= Exercise =
Output every entry exactly, from the first line to the last.

= Provided records =

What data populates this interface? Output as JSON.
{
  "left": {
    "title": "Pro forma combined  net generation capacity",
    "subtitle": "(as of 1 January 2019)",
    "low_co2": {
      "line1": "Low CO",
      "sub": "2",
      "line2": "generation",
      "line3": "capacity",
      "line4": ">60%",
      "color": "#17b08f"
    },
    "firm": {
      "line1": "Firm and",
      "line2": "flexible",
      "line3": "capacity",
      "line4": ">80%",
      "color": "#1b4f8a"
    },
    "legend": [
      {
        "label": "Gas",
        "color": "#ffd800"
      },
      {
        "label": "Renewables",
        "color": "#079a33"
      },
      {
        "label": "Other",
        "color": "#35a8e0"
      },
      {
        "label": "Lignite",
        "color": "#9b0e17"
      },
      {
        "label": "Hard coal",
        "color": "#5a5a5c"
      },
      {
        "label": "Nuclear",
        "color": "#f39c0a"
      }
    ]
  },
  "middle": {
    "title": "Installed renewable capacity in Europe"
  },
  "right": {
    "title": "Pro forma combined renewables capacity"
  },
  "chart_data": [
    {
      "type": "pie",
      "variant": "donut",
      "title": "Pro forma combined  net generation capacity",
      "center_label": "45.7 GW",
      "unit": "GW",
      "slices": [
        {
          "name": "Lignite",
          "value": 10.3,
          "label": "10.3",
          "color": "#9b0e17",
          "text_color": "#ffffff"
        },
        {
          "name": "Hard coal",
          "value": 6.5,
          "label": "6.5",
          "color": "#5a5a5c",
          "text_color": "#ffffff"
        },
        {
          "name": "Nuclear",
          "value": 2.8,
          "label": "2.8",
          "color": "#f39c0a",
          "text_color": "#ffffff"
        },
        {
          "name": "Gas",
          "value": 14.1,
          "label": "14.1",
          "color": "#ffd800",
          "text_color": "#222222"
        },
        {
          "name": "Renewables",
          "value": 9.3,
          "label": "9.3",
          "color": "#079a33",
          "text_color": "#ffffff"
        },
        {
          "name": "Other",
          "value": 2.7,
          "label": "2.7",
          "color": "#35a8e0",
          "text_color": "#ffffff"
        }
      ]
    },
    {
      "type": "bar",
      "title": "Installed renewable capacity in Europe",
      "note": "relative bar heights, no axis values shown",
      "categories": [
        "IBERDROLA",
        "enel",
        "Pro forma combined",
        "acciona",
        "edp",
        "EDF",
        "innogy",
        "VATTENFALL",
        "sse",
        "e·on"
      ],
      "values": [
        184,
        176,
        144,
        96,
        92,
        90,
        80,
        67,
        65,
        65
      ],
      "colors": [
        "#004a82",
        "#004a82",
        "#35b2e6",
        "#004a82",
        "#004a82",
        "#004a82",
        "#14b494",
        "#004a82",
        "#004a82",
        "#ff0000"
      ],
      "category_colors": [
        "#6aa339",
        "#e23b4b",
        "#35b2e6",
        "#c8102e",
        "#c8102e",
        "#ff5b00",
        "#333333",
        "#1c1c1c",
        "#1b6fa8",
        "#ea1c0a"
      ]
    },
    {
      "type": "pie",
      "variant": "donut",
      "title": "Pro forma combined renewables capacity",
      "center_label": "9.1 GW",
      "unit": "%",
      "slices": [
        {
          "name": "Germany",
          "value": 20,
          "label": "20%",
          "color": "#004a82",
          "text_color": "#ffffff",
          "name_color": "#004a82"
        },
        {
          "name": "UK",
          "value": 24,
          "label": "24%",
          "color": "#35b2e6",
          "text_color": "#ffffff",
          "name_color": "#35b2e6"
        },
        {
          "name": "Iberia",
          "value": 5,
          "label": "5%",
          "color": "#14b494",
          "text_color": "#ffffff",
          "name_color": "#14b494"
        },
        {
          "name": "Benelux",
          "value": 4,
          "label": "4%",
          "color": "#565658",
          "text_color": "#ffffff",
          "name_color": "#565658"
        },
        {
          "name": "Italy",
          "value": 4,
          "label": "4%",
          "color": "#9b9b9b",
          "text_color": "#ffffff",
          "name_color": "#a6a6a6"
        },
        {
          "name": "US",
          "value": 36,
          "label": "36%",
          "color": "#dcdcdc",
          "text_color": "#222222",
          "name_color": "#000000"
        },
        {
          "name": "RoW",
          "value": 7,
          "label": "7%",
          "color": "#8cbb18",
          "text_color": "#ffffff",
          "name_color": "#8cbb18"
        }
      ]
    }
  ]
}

= Expected answer =
What data populates this interface? Output as JSON.
{
  "left": {
    "title": "Pro forma combined  net generation capacity",
    "subtitle": "(as of 1 January 2019)",
    "low_co2": {
      "line1": "Low CO",
      "sub": "2",
      "line2": "generation",
      "line3": "capacity",
      "line4": ">60%",
      "color": "#17b08f"
    },
    "firm": {
      "line1": "Firm and",
      "line2": "flexible",
      "line3": "capacity",
      "line4": ">80%",
      "color": "#1b4f8a"
    },
    "legend": [
      {
        "label": "Gas",
        "color": "#ffd800"
      },
      {
        "label": "Renewables",
        "color": "#079a33"
      },
      {
        "label": "Other",
        "color": "#35a8e0"
      },
      {
        "label": "Lignite",
        "color": "#9b0e17"
      },
      {
        "label": "Hard coal",
        "color": "#5a5a5c"
      },
      {
        "label": "Nuclear",
        "color": "#f39c0a"
      }
    ]
  },
  "middle": {
    "title": "Installed renewable capacity in Europe"
  },
  "right": {
    "title": "Pro forma combined renewables capacity"
  },
  "chart_data": [
    {
      "type": "pie",
      "variant": "donut",
      "title": "Pro forma combined  net generation capacity",
      "center_label": "45.7 GW",
      "unit": "GW",
      "slices": [
        {
          "name": "Lignite",
          "value": 10.3,
          "label": "10.3",
          "color": "#9b0e17",
          "text_color": "#ffffff"
        },
        {
          "name": "Hard coal",
          "value": 6.5,
          "label": "6.5",
          "color": "#5a5a5c",
          "text_color": "#ffffff"
        },
        {
          "name": "Nuclear",
          "value": 2.8,
          "label": "2.8",
          "color": "#f39c0a",
          "text_color": "#ffffff"
        },
        {
          "name": "Gas",
          "value": 14.1,
          "label": "14.1",
          "color": "#ffd800",
          "text_color": "#222222"
        },
        {
          "name": "Renewables",
          "value": 9.3,
          "label": "9.3",
          "color": "#079a33",
          "text_color": "#ffffff"
        },
        {
          "name": "Other",
          "value": 2.7,
          "label": "2.7",
          "color": "#35a8e0",
          "text_color": "#ffffff"
        }
      ]
    },
    {
      "type": "bar",
      "title": "Installed renewable capacity in Europe",
      "note": "relative bar heights, no axis values shown",
      "categories": [
        "IBERDROLA",
        "enel",
        "Pro forma combined",
        "acciona",
        "edp",
        "EDF",
        "innogy",
        "VATTENFALL",
        "sse",
        "e·on"
      ],
      "values": [
        184,
        176,
        144,
        96,
        92,
        90,
        80,
        67,
        65,
        65
      ],
      "colors": [
        "#004a82",
        "#004a82",
        "#35b2e6",
        "#004a82",
        "#004a82",
        "#004a82",
        "#14b494",
        "#004a82",
        "#004a82",
        "#ff0000"
      ],
      "category_colors": [
        "#6aa339",
        "#e23b4b",
        "#35b2e6",
        "#c8102e",
        "#c8102e",
        "#ff5b00",
        "#333333",
        "#1c1c1c",
        "#1b6fa8",
        "#ea1c0a"
      ]
    },
    {
      "type": "pie",
      "variant": "donut",
      "title": "Pro forma combined renewables capacity",
      "center_label": "9.1 GW",
      "unit": "%",
      "slices": [
        {
          "name": "Germany",
          "value": 20,
          "label": "20%",
          "color": "#004a82",
          "text_color": "#ffffff",
          "name_color": "#004a82"
        },
        {
          "name": "UK",
          "value": 24,
          "label": "24%",
          "color": "#35b2e6",
          "text_color": "#ffffff",
          "name_color": "#35b2e6"
        },
        {
          "name": "Iberia",
          "value": 5,
          "label": "5%",
          "color": "#14b494",
          "text_color": "#ffffff",
          "name_color": "#14b494"
        },
        {
          "name": "Benelux",
          "value": 4,
          "label": "4%",
          "color": "#565658",
          "text_color": "#ffffff",
          "name_color": "#565658"
        },
        {
          "name": "Italy",
          "value": 4,
          "label": "4%",
          "color": "#9b9b9b",
          "text_color": "#ffffff",
          "name_color": "#a6a6a6"
        },
        {
          "name": "US",
          "value": 36,
          "label": "36%",
          "color": "#dcdcdc",
          "text_color": "#222222",
          "name_color": "#000000"
        },
        {
          "name": "RoW",
          "value": 7,
          "label": "7%",
          "color": "#8cbb18",
          "text_color": "#ffffff",
          "name_color": "#8cbb18"
        }
      ]
    }
  ]
}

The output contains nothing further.